— START EXTRACTED MATERIAL —

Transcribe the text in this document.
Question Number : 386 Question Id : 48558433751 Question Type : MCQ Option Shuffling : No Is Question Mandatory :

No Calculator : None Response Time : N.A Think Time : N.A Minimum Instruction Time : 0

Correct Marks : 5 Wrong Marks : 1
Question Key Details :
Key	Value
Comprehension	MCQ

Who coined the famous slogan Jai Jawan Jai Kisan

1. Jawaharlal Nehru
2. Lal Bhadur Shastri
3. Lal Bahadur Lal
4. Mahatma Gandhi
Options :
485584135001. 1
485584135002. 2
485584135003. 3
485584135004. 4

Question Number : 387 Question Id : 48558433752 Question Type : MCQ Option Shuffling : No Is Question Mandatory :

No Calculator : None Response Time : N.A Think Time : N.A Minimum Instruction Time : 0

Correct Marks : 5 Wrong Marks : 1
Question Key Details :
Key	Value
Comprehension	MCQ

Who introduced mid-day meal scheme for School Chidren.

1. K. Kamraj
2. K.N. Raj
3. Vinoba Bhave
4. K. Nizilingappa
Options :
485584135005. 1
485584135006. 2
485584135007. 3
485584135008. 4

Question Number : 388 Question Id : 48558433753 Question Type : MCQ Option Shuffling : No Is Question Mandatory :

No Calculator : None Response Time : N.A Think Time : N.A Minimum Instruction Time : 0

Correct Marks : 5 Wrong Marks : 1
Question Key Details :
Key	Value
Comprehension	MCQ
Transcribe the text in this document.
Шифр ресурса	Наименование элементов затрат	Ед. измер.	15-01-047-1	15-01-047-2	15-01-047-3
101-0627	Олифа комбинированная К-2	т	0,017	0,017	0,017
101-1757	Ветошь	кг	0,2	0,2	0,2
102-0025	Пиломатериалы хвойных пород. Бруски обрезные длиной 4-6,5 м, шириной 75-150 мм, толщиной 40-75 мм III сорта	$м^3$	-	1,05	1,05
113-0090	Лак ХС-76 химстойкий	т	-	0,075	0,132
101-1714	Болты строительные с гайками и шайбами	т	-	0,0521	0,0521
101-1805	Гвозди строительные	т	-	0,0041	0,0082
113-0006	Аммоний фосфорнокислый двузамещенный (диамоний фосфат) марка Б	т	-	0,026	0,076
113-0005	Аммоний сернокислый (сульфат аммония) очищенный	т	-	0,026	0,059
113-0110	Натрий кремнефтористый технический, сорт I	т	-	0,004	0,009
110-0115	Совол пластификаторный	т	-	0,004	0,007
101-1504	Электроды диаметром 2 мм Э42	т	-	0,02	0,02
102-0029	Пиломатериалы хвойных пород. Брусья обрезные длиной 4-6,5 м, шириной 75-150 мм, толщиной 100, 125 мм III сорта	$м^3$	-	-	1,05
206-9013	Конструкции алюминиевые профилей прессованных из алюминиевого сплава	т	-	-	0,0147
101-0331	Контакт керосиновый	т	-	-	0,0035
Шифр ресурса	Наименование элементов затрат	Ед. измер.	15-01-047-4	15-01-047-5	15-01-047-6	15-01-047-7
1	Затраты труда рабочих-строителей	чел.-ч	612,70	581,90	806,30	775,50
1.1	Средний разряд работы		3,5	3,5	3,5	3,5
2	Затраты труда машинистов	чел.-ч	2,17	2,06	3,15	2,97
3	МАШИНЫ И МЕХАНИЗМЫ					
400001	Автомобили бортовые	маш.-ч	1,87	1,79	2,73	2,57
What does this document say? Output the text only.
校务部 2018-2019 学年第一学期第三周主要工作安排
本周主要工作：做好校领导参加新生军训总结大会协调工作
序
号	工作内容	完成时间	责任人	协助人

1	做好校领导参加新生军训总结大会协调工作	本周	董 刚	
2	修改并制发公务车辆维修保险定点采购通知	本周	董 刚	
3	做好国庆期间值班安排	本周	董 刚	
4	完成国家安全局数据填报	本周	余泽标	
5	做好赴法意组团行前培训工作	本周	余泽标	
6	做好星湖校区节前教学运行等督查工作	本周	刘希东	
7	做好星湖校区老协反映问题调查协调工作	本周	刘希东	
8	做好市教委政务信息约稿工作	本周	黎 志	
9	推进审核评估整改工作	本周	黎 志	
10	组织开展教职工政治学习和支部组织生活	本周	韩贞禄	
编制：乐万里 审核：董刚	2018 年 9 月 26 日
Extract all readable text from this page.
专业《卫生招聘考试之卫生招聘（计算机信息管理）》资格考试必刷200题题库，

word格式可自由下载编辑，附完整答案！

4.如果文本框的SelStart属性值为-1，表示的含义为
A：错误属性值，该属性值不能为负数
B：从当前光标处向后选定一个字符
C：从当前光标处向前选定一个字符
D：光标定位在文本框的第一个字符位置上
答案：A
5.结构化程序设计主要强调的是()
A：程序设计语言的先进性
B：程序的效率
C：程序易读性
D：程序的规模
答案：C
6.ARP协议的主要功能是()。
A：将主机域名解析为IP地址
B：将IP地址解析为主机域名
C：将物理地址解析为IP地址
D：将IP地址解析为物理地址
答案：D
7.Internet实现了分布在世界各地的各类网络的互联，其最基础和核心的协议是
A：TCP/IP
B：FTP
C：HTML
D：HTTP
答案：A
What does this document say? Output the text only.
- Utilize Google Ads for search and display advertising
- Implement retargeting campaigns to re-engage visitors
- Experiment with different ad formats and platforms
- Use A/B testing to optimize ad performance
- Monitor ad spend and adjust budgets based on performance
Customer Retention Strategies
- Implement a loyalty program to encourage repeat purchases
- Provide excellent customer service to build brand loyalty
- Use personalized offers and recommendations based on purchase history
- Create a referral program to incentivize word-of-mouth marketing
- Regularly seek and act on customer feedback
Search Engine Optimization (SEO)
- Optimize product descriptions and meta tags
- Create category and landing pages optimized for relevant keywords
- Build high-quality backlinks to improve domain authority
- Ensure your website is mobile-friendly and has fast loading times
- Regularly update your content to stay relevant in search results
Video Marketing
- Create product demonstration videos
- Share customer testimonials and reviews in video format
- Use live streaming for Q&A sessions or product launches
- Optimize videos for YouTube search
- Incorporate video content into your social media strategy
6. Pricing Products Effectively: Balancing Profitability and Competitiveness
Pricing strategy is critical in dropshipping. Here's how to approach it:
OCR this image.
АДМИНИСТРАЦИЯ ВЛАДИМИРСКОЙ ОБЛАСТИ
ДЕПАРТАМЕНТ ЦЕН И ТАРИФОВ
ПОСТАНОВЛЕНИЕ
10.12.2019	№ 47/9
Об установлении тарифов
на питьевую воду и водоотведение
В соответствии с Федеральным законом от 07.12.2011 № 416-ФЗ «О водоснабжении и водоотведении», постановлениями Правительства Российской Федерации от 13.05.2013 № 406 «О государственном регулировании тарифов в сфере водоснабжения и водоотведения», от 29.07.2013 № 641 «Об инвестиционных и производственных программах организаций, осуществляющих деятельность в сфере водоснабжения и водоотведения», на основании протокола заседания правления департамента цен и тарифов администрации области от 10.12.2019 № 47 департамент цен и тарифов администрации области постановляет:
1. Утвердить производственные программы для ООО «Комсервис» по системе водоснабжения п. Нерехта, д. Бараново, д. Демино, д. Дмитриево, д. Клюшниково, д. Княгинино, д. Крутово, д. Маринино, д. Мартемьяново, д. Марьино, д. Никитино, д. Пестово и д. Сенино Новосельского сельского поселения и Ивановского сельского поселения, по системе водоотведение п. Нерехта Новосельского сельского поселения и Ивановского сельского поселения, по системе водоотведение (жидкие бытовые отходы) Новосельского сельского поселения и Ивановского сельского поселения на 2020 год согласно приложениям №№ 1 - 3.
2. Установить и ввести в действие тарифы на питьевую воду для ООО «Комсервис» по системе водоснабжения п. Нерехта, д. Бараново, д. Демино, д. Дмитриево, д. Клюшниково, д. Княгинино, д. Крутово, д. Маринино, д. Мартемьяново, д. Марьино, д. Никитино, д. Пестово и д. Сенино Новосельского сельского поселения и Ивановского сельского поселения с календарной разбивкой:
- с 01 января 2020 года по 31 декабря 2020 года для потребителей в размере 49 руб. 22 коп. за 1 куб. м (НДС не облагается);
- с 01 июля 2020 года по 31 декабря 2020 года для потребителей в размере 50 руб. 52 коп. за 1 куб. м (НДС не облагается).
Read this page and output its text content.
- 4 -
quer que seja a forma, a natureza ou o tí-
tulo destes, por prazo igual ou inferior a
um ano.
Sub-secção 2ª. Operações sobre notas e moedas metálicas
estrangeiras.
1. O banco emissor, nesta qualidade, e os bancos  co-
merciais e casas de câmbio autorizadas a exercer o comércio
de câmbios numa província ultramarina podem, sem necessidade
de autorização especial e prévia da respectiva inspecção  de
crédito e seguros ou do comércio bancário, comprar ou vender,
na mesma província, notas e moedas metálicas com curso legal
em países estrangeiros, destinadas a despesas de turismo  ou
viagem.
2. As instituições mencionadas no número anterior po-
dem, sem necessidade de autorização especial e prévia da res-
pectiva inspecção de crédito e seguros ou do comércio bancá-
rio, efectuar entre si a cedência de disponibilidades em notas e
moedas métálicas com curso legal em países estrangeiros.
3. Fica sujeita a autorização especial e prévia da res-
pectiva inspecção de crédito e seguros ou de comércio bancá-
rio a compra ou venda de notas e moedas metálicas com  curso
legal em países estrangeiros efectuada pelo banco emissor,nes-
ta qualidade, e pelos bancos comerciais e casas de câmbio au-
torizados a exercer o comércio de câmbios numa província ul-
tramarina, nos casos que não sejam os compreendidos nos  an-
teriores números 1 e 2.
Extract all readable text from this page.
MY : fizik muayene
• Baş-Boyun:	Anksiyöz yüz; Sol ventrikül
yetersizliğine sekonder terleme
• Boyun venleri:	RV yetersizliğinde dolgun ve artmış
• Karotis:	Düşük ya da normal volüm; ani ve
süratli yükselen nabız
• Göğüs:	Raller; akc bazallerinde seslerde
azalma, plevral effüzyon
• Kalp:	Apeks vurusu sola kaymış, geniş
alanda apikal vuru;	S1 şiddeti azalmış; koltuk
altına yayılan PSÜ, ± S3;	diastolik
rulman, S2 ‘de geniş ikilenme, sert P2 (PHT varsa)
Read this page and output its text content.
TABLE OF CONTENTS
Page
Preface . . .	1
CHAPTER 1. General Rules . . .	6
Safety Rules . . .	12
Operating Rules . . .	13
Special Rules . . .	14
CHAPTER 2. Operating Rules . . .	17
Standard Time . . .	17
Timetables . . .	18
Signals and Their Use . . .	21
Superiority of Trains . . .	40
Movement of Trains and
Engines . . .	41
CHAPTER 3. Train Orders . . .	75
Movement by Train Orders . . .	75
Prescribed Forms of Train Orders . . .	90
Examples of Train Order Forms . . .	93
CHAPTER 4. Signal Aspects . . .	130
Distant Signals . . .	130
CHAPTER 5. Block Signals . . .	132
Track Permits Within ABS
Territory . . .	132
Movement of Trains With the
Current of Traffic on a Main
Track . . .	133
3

— END EXTRACTED MATERIAL —

▸ **INSTRUCTION**
Gather up the lines that contain the word "loyalty".

▸ **RESPONSE FOR THIS EXERCISE**
- Implement a loyalty program to encourage repeat purchases
- Provide excellent customer service to build brand loyalty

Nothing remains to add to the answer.